Chart and figure data:
%%

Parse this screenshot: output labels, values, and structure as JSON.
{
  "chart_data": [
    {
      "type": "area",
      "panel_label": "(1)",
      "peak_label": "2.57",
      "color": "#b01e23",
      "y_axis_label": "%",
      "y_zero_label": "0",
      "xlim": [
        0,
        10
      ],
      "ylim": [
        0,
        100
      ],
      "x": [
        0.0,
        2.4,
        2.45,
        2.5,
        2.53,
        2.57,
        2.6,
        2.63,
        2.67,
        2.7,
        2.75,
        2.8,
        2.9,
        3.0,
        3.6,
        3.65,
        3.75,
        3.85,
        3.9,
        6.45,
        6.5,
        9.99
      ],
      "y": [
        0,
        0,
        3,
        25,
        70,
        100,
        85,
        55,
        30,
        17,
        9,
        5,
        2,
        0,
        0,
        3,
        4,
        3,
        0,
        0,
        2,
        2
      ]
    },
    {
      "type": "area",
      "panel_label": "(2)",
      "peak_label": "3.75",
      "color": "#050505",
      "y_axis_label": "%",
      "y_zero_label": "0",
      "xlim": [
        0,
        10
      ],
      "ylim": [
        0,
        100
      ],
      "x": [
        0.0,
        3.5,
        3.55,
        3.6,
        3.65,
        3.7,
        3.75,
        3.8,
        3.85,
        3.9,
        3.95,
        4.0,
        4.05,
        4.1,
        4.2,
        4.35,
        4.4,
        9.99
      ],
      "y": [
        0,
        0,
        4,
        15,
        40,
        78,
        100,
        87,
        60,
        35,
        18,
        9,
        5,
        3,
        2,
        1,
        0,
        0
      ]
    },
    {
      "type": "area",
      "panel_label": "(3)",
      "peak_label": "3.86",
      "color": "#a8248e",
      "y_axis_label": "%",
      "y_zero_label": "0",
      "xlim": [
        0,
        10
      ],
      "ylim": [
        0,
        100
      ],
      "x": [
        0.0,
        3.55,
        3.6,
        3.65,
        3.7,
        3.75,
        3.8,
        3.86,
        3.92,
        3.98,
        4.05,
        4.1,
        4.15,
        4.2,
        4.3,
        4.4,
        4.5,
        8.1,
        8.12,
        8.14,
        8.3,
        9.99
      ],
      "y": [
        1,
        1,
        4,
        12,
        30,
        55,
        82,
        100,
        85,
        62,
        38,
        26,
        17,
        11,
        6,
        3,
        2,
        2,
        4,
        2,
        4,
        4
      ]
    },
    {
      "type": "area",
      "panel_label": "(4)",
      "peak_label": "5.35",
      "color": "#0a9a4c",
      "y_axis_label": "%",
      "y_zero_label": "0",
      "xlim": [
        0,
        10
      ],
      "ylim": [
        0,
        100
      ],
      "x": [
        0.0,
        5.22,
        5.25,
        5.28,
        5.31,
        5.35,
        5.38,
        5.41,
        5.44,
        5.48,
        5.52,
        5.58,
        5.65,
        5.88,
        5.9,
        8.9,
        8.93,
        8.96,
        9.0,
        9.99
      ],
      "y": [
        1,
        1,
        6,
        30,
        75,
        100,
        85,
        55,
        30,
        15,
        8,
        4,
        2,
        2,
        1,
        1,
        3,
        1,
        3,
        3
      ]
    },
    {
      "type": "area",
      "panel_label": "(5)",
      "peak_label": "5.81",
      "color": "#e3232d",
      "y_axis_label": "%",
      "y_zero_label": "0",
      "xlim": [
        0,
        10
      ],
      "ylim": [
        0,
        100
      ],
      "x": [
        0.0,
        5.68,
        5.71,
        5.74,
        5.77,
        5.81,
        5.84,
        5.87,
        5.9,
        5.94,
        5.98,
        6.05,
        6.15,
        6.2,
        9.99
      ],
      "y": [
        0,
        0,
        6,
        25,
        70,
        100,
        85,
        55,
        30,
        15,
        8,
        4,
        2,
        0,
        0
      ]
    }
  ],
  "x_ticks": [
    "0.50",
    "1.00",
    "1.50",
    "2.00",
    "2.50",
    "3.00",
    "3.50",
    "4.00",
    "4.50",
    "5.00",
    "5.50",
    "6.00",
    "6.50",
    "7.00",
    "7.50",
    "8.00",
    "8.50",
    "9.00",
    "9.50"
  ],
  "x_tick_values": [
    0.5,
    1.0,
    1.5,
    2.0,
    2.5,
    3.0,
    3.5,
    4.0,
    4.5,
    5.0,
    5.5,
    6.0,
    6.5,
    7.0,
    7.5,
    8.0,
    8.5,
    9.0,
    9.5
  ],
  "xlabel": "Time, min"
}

%%

Set exercise
Copy out all the entries shown above, character for character.

Solution for this problem
Parse this screenshot: output labels, values, and structure as JSON.
{
  "chart_data": [
    {
      "type": "area",
      "panel_label": "(1)",
      "peak_label": "2.57",
      "color": "#b01e23",
      "y_axis_label": "%",
      "y_zero_label": "0",
      "xlim": [
        0,
        10
      ],
      "ylim": [
        0,
        100
      ],
      "x": [
        0.0,
        2.4,
        2.45,
        2.5,
        2.53,
        2.57,
        2.6,
        2.63,
        2.67,
        2.7,
        2.75,
        2.8,
        2.9,
        3.0,
        3.6,
        3.65,
        3.75,
        3.85,
        3.9,
        6.45,
        6.5,
        9.99
      ],
      "y": [
        0,
        0,
        3,
        25,
        70,
        100,
        85,
        55,
        30,
        17,
        9,
        5,
        2,
        0,
        0,
        3,
        4,
        3,
        0,
        0,
        2,
        2
      ]
    },
    {
      "type": "area",
      "panel_label": "(2)",
      "peak_label": "3.75",
      "color": "#050505",
      "y_axis_label": "%",
      "y_zero_label": "0",
      "xlim": [
        0,
        10
      ],
      "ylim": [
        0,
        100
      ],
      "x": [
        0.0,
        3.5,
        3.55,
        3.6,
        3.65,
        3.7,
        3.75,
        3.8,
        3.85,
        3.9,
        3.95,
        4.0,
        4.05,
        4.1,
        4.2,
        4.35,
        4.4,
        9.99
      ],
      "y": [
        0,
        0,
        4,
        15,
        40,
        78,
        100,
        87,
        60,
        35,
        18,
        9,
        5,
        3,
        2,
        1,
        0,
        0
      ]
    },
    {
      "type": "area",
      "panel_label": "(3)",
      "peak_label": "3.86",
      "color": "#a8248e",
      "y_axis_label": "%",
      "y_zero_label": "0",
      "xlim": [
        0,
        10
      ],
      "ylim": [
        0,
        100
      ],
      "x": [
        0.0,
        3.55,
        3.6,
        3.65,
        3.7,
        3.75,
        3.8,
        3.86,
        3.92,
        3.98,
        4.05,
        4.1,
        4.15,
        4.2,
        4.3,
        4.4,
        4.5,
        8.1,
        8.12,
        8.14,
        8.3,
        9.99
      ],
      "y": [
        1,
        1,
        4,
        12,
        30,
        55,
        82,
        100,
        85,
        62,
        38,
        26,
        17,
        11,
        6,
        3,
        2,
        2,
        4,
        2,
        4,
        4
      ]
    },
    {
      "type": "area",
      "panel_label": "(4)",
      "peak_label": "5.35",
      "color": "#0a9a4c",
      "y_axis_label": "%",
      "y_zero_label": "0",
      "xlim": [
        0,
        10
      ],
      "ylim": [
        0,
        100
      ],
      "x": [
        0.0,
        5.22,
        5.25,
        5.28,
        5.31,
        5.35,
        5.38,
        5.41,
        5.44,
        5.48,
        5.52,
        5.58,
        5.65,
        5.88,
        5.9,
        8.9,
        8.93,
        8.96,
        9.0,
        9.99
      ],
      "y": [
        1,
        1,
        6,
        30,
        75,
        100,
        85,
        55,
        30,
        15,
        8,
        4,
        2,
        2,
        1,
        1,
        3,
        1,
        3,
        3
      ]
    },
    {
      "type": "area",
      "panel_label": "(5)",
      "peak_label": "5.81",
      "color": "#e3232d",
      "y_axis_label": "%",
      "y_zero_label": "0",
      "xlim": [
        0,
        10
      ],
      "ylim": [
        0,
        100
      ],
      "x": [
        0.0,
        5.68,
        5.71,
        5.74,
        5.77,
        5.81,
        5.84,
        5.87,
        5.9,
        5.94,
        5.98,
        6.05,
        6.15,
        6.2,
        9.99
      ],
      "y": [
        0,
        0,
        6,
        25,
        70,
        100,
        85,
        55,
        30,
        15,
        8,
        4,
        2,
        0,
        0
      ]
    }
  ],
  "x_ticks": [
    "0.50",
    "1.00",
    "1.50",
    "2.00",
    "2.50",
    "3.00",
    "3.50",
    "4.00",
    "4.50",
    "5.00",
    "5.50",
    "6.00",
    "6.50",
    "7.00",
    "7.50",
    "8.00",
    "8.50",
    "9.00",
    "9.50"
  ],
  "x_tick_values": [
    0.5,
    1.0,
    1.5,
    2.0,
    2.5,
    3.0,
    3.5,
    4.0,
    4.5,
    5.0,
    5.5,
    6.0,
    6.5,
    7.0,
    7.5,
    8.0,
    8.5,
    9.0,
    9.5
  ],
  "xlabel": "Time, min"
}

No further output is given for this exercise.